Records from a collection
= = = =

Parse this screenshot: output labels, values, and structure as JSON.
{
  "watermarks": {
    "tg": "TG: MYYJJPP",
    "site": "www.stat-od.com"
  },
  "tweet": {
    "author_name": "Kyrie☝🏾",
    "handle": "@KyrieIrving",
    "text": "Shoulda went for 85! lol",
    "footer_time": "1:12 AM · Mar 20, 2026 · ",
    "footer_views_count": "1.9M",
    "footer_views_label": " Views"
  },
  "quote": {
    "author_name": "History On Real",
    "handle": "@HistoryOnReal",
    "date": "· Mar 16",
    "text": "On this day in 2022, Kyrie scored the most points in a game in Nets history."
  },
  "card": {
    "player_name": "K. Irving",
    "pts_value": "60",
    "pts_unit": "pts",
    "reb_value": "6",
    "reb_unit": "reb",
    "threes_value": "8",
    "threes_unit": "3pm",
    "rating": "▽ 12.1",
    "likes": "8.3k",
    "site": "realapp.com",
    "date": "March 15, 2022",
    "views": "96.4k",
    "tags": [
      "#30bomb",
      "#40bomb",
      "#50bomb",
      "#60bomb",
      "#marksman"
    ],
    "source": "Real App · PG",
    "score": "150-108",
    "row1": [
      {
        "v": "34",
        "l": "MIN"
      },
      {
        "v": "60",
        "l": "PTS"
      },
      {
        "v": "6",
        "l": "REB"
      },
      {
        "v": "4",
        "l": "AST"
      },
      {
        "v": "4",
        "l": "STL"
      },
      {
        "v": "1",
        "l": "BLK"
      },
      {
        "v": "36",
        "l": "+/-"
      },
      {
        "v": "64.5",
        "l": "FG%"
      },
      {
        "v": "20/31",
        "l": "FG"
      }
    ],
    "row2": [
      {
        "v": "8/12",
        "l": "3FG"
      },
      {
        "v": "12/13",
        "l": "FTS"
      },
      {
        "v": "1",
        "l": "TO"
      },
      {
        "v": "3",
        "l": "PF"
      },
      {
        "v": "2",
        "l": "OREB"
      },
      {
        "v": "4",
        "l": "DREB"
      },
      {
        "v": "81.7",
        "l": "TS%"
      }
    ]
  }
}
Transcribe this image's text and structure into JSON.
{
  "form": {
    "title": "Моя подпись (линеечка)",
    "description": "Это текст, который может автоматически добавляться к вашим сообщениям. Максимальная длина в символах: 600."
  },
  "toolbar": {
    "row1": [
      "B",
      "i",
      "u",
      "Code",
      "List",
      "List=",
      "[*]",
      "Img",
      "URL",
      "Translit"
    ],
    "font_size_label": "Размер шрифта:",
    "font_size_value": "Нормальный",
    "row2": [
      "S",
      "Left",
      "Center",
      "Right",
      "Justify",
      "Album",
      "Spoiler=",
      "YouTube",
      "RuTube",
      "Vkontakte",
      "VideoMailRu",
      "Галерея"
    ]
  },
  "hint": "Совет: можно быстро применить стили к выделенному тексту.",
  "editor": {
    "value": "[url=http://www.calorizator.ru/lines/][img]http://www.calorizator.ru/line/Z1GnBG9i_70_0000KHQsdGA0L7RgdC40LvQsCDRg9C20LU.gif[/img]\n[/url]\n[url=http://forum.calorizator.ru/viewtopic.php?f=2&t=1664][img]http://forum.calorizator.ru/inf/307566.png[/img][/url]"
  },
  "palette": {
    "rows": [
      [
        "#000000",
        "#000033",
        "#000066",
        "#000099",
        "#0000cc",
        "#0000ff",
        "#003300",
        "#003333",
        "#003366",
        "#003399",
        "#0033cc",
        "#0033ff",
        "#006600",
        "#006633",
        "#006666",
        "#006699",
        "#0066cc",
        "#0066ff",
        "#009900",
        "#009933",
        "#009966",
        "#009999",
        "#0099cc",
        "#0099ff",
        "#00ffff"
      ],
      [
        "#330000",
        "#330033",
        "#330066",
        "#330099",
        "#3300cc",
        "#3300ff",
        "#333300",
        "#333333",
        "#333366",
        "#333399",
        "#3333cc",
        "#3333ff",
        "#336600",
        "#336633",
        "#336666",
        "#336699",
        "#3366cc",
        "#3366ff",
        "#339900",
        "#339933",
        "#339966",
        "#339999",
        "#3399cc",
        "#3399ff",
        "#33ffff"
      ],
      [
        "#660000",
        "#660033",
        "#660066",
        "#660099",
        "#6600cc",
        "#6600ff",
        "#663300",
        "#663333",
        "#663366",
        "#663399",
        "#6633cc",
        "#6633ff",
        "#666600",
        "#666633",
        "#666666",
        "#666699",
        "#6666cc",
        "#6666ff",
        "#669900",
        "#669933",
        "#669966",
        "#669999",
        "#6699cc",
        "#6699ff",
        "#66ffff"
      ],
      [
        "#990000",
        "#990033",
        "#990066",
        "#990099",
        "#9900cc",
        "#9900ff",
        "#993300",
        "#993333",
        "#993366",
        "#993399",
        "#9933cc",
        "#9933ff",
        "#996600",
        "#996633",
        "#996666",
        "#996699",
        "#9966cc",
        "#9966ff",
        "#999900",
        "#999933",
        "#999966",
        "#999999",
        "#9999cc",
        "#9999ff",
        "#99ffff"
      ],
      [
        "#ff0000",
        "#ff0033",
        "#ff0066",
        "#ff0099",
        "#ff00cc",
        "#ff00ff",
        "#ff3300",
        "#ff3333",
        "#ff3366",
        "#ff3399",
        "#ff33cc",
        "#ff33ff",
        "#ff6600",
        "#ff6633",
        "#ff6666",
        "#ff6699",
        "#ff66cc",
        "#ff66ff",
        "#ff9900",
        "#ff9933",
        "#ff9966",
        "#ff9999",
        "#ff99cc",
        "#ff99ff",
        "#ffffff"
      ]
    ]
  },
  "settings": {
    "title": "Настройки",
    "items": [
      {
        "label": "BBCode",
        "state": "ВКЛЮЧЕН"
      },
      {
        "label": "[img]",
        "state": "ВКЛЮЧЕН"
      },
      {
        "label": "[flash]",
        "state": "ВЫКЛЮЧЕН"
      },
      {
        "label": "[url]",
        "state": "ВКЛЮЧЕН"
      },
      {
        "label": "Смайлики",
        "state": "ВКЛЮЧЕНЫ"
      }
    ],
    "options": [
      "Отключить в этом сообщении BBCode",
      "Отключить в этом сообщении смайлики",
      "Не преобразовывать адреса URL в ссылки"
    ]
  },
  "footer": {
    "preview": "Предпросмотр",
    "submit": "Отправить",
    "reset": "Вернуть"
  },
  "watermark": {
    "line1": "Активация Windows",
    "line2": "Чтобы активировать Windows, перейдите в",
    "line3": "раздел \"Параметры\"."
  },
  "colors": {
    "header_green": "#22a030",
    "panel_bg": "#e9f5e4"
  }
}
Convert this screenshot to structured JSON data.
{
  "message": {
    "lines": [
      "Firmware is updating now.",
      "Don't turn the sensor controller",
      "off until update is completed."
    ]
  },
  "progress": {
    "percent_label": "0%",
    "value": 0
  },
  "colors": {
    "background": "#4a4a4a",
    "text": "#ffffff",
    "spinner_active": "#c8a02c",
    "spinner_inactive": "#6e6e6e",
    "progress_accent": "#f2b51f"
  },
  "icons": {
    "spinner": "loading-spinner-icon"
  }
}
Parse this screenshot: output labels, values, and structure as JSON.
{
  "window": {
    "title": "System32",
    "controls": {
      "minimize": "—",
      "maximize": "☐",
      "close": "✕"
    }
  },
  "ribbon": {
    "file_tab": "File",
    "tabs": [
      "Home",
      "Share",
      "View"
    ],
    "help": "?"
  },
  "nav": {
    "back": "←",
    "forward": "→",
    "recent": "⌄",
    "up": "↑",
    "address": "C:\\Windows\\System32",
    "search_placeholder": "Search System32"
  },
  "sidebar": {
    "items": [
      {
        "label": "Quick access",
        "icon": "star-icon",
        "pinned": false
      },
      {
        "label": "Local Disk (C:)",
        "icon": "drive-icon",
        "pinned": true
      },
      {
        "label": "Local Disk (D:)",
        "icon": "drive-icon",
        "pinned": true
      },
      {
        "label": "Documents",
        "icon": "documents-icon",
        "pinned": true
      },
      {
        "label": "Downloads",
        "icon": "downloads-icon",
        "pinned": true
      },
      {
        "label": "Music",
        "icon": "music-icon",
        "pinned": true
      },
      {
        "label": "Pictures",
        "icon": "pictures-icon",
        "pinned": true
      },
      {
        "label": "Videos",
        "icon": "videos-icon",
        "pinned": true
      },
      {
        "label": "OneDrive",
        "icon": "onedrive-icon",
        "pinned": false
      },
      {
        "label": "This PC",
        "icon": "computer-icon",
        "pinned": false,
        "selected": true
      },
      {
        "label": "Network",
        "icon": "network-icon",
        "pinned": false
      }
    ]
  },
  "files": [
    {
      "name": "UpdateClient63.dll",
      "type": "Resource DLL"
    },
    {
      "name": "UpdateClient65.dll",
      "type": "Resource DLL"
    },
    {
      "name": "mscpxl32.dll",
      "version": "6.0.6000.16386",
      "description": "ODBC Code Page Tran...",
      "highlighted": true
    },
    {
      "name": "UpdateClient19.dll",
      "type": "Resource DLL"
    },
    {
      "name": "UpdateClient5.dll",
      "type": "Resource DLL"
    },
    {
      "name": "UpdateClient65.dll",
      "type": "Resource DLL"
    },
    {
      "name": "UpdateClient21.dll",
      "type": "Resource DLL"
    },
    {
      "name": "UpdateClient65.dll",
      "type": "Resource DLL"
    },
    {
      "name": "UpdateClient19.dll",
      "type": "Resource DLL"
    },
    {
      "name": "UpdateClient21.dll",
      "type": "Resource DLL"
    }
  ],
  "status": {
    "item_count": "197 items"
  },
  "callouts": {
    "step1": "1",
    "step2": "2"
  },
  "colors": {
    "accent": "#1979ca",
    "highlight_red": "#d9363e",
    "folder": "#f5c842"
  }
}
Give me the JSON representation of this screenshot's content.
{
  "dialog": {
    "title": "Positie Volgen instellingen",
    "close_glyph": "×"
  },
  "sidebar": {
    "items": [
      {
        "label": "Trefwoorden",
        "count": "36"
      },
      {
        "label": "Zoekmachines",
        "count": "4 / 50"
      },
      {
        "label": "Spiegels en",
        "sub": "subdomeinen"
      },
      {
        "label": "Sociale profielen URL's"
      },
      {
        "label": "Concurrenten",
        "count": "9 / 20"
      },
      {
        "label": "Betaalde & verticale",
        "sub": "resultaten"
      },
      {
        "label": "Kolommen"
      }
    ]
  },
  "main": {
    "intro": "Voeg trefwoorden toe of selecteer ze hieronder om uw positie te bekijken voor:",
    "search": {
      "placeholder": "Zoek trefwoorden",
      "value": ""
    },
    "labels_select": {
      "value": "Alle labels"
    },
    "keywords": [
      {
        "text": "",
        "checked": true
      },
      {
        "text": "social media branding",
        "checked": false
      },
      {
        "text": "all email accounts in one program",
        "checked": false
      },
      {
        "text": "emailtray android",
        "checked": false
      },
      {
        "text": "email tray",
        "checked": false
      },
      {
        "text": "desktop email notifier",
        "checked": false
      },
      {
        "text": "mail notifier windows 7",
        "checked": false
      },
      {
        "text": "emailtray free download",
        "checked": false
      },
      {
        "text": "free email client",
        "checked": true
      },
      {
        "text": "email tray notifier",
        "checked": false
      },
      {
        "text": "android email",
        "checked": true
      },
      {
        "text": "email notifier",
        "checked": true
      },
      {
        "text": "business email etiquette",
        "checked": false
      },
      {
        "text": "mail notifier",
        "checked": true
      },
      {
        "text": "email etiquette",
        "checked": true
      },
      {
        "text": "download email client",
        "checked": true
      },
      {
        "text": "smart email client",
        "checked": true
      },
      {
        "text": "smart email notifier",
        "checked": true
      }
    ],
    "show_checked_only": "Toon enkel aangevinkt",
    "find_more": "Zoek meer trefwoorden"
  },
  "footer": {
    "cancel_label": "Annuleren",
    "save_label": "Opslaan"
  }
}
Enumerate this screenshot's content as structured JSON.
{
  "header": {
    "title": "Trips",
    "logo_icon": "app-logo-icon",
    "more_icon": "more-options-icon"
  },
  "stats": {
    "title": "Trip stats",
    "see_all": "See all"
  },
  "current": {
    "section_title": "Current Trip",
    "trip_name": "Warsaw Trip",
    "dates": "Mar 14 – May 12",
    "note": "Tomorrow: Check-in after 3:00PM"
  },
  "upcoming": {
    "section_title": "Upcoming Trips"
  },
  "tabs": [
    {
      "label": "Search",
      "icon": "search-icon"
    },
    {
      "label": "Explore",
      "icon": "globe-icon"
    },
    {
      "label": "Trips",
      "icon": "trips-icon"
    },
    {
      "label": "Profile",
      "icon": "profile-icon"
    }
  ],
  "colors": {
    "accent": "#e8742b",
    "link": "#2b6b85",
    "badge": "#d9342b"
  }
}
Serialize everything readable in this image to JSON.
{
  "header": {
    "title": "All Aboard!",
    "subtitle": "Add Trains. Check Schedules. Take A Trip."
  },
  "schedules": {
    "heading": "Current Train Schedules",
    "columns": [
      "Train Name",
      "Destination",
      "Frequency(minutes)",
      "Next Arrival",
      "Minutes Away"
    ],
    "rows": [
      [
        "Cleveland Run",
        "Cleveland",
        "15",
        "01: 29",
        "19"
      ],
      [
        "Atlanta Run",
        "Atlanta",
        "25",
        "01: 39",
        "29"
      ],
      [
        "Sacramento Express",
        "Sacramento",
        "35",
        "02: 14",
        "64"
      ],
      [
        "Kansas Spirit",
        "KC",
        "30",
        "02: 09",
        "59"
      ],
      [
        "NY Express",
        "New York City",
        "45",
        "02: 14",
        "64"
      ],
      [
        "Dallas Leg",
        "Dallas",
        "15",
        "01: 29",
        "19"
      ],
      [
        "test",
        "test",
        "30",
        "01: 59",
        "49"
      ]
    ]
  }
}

= = = =

**Instructions for the task**
Filter the entries down to the lines with the word "сообщении" in them.

**Solution below**
      "Отключить в этом сообщении BBCode",
      "Отключить в этом сообщении смайлики",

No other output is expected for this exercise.